Exercise directions
Can you write out the whole listing exactly?

Dataset entries
╔══

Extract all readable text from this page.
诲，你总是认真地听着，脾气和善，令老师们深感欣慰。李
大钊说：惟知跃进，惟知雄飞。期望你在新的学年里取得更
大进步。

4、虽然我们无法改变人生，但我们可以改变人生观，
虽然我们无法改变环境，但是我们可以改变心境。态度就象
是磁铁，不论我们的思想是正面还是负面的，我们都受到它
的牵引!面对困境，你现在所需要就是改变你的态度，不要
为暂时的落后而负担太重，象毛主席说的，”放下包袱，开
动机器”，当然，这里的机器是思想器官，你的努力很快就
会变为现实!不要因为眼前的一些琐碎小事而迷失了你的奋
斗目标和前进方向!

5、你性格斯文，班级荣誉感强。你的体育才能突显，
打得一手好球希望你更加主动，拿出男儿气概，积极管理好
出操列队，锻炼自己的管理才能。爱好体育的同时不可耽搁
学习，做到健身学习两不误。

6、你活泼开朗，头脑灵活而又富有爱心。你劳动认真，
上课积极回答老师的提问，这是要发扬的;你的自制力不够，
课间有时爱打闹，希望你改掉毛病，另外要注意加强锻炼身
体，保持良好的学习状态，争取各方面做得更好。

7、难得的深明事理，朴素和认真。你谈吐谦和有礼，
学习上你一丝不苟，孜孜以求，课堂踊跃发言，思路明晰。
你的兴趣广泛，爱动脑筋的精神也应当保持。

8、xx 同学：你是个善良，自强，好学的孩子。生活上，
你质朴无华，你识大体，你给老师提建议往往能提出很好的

╚══

Solution for this exercise
Extract all readable text from this page.
诲，你总是认真地听着，脾气和善，令老师们深感欣慰。李
大钊说：惟知跃进，惟知雄飞。期望你在新的学年里取得更
大进步。

4、虽然我们无法改变人生，但我们可以改变人生观，
虽然我们无法改变环境，但是我们可以改变心境。态度就象
是磁铁，不论我们的思想是正面还是负面的，我们都受到它
的牵引!面对困境，你现在所需要就是改变你的态度，不要
为暂时的落后而负担太重，象毛主席说的，”放下包袱，开
动机器”，当然，这里的机器是思想器官，你的努力很快就
会变为现实!不要因为眼前的一些琐碎小事而迷失了你的奋
斗目标和前进方向!

5、你性格斯文，班级荣誉感强。你的体育才能突显，
打得一手好球希望你更加主动，拿出男儿气概，积极管理好
出操列队，锻炼自己的管理才能。爱好体育的同时不可耽搁
学习，做到健身学习两不误。

6、你活泼开朗，头脑灵活而又富有爱心。你劳动认真，
上课积极回答老师的提问，这是要发扬的;你的自制力不够，
课间有时爱打闹，希望你改掉毛病，另外要注意加强锻炼身
体，保持良好的学习状态，争取各方面做得更好。

7、难得的深明事理，朴素和认真。你谈吐谦和有礼，
学习上你一丝不苟，孜孜以求，课堂踊跃发言，思路明晰。
你的兴趣广泛，爱动脑筋的精神也应当保持。

8、xx 同学：你是个善良，自强，好学的孩子。生活上，
你质朴无华，你识大体，你给老师提建议往往能提出很好的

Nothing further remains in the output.